### [DOKUMEN SUMBER]
Berita

TikTok/Net

Dunia

Pakar Informasi: Pengguna TikTok Lebih Rentan Terhadap Tipuan Ketimbang Hoax

RABU, 19 FEBRUARI 2020 | 09:59 WIB | LAPORAN: SARAH MEILIANA GUNAWAN

Aplikasi TikTok tengah diganderungi. Saking menariknya, beberapa tokoh penting pemerintahan juga menggunakan aplikasi tersebut.

TikTok atau juga dikenal dengan Douyin merupakan sebuah platform video pendek. Aplikasi buatan Beijing ByteDance Technology tersebut diluncurkan pada September 2016.

Pada Juli 2018, Kementerian Komunikasi dan Informatika (Kominfo) sempat memblokir platform tersebut selama sepekan. Alasannya, di dalam aplikasi tersebut terdapat konten-konten negatif, termasuk SARA, dan pornografi, bahkan hoax.

Beda dulu beda sekarang. Jika dulu dilarang, maka kini Kepala Badan Pembina Ideologi Pancasila (BPIP) Yudian Wahyudi justru berencana melakukan sosialisasi Pancasila menggunakan TikTok. Tujuannya, agar bisa menggaet generasi milenial.

Namun, apakah TikTok benar-benar bisa dimanfaatkan untuk melakukan pekerjaan fundamental tersebut?

Dalam sebuah artikel berjudul "Is Tiktok 2020's New Propaganda Playground?" yang ditulis Kelly Weill dan Will Sommer mengungkapkan, sebenarnya TikTok memiliki beberapa tipuan untuk menyebarkan propaganda. Artikel yang dirilis oleh Daily Beast pada Senin (13/2) tersebut menyebutkan, TikTok memiliki tipuan disinformasi sendiri.

Berbeda dengan Facebook dan Twitter yang memiliki metode yang jelas dalam menyebarkan berita palsu atau hoax melalui "repost" atau "retweet", TikTok justru lebih berbahaya karena lebih tertutup, sehingga sulit dideteksi.

TikTok yang memiliki 1,5 miliar pengguna di seluruh dunia, mengharuskan para penggunanya untuk membuat karya sendiri tanpa bisa memuat ulang karya orang lain. Kecuali jika dipadukan dengan membuat video duet.

### [TUGAS SINGKAT 1]
Ketik ulang bagian artikel tentang TikTok mulai dari "RABU, 19 FEBRUARI" sampai dengan "pornografi, bahkan hoax.".
### [TUGAS SINGKAT 2]
Tuliskan lanjutan artikel tentang TikTok, dimulai setelah kalimat terakhirnya.

### [ENTRI YANG DISEDIAKAN]
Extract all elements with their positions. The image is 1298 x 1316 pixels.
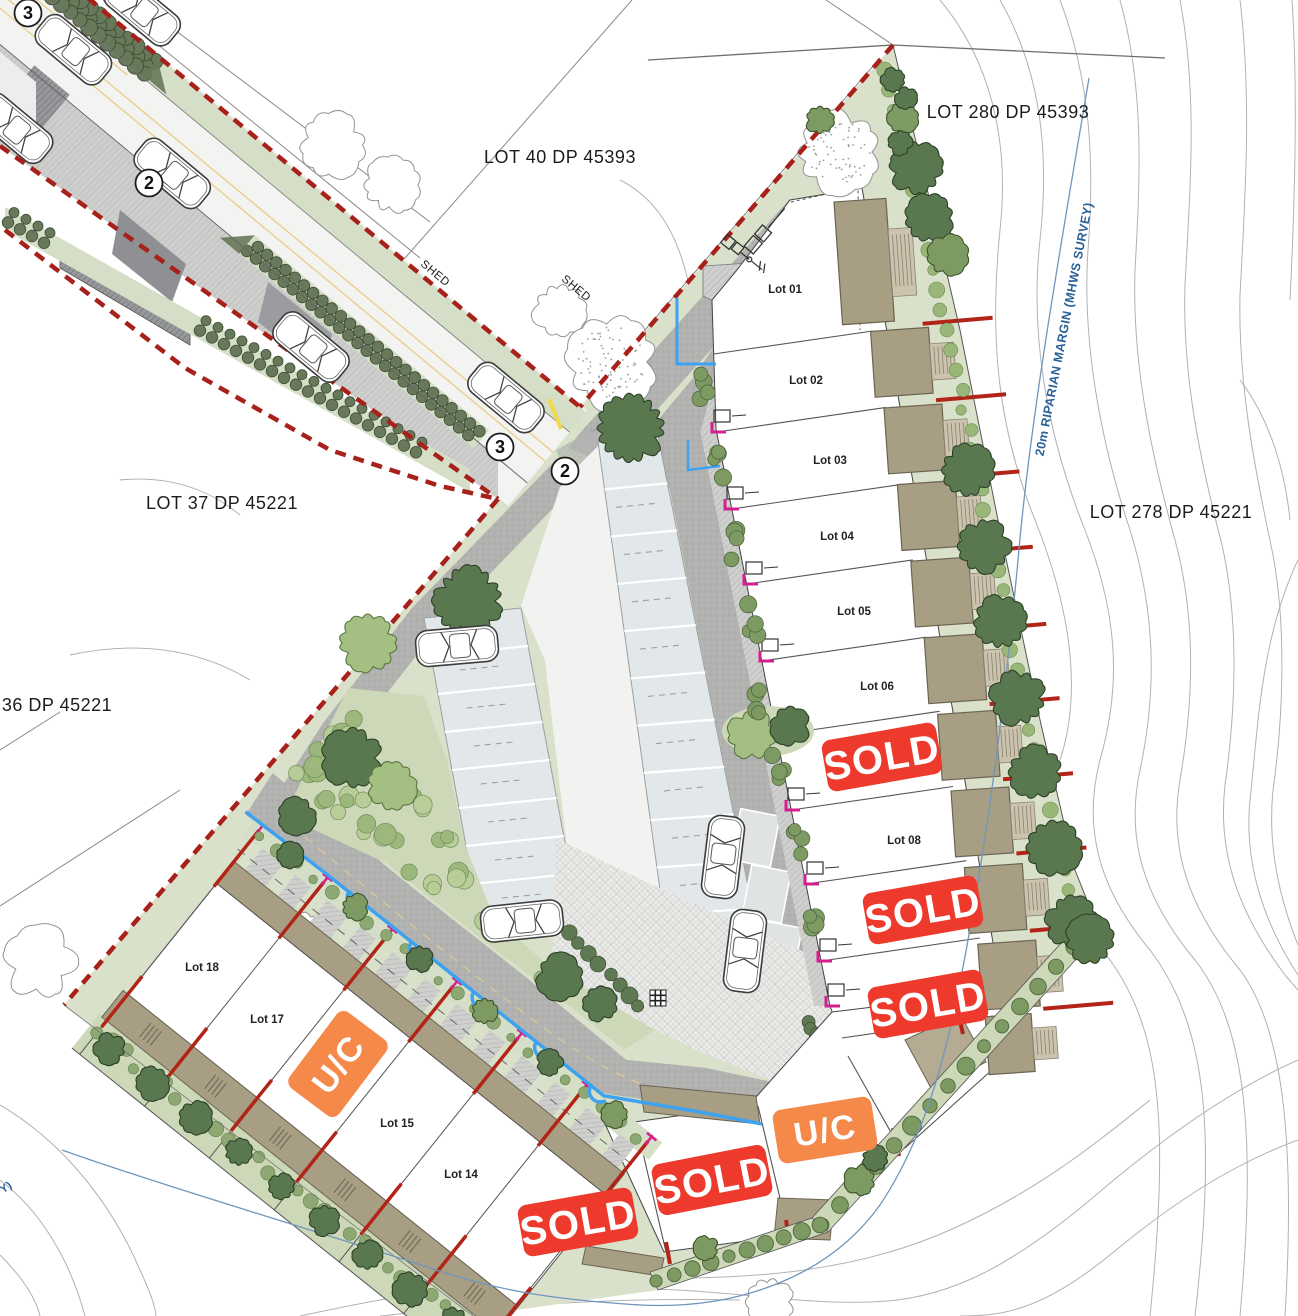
svg-text:Lot 02: Lot 02 xyxy=(789,375,823,387)
svg-text:2: 2 xyxy=(560,461,570,481)
svg-text:LOT 280 DP 45393: LOT 280 DP 45393 xyxy=(927,102,1089,122)
svg-text:Lot 14: Lot 14 xyxy=(444,1169,478,1181)
svg-text:LOT 278 DP 45221: LOT 278 DP 45221 xyxy=(1090,502,1252,522)
svg-text:Lot 03: Lot 03 xyxy=(813,455,847,467)
svg-text:2: 2 xyxy=(144,173,154,193)
svg-text:3: 3 xyxy=(495,437,505,457)
svg-text:Lot 05: Lot 05 xyxy=(837,606,871,618)
svg-text:Lot 18: Lot 18 xyxy=(185,962,219,974)
svg-text:Lot 08: Lot 08 xyxy=(887,835,921,847)
svg-text:Lot 04: Lot 04 xyxy=(820,531,854,543)
svg-text:Lot 01: Lot 01 xyxy=(768,284,802,296)
svg-text:Lot 17: Lot 17 xyxy=(250,1014,284,1026)
svg-text:LOT 40 DP 45393: LOT 40 DP 45393 xyxy=(484,147,636,167)
svg-text:Lot 15: Lot 15 xyxy=(380,1118,414,1130)
svg-text:LOT 37 DP 45221: LOT 37 DP 45221 xyxy=(146,493,298,513)
svg-text:3: 3 xyxy=(23,3,33,23)
svg-text:Lot 06: Lot 06 xyxy=(860,681,894,693)
svg-text:36 DP 45221: 36 DP 45221 xyxy=(2,695,112,715)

### [KELUARAN YANG DIHARAPKAN 1]
RABU, 19 FEBRUARI 2020 | 09:59 WIB | LAPORAN: SARAH MEILIANA GUNAWAN

Aplikasi TikTok tengah diganderungi. Saking menariknya, beberapa tokoh penting pemerintahan juga menggunakan aplikasi tersebut.

TikTok atau juga dikenal dengan Douyin merupakan sebuah platform video pendek. Aplikasi buatan Beijing ByteDance Technology tersebut diluncurkan pada September 2016.

Pada Juli 2018, Kementerian Komunikasi dan Informatika (Kominfo) sempat memblokir platform tersebut selama sepekan. Alasannya, di dalam aplikasi tersebut terdapat konten-konten negatif, termasuk SARA, dan pornografi, bahkan hoax.

### [KELUARAN YANG DIHARAPKAN 2]
Selain itu, pentingnya audio dalam aplikasi ini juga membantu meminimalisir adanya hoax dibandingkan dengan keterangan teks. Kendati begitu, bukan berarti aplikasi tersebut tanpa cela.

Pakar disinformasi, Cameron Hickey mengatakan sifat tertutup dari TikTok justru membuat para pengguna lebih rentan terhadap tipuan, apalagi TikTok tidak terhubung ke sumber lain.

"Semua yang anda alami, anda alami di dalam platform. Di TikTok, dalam arti tertentu, anda terkunci di dalam," ujar Hickey.

Di samping itu, TikTok juga memiliki sistem moderasi konten sendiri, di mana bisa menyaring kata kunci sendiri.

Misalnya ketika mencari kata kunci untuk Atomwaffen (kelompok supremasi kulit putih), yang didapat adalah "frasa ini mungkin terkait dengan perilaku kebencian". Sementara untuk "Hitler", yang muncul adalah "Honkler" yang merupakan meme badut Nazi.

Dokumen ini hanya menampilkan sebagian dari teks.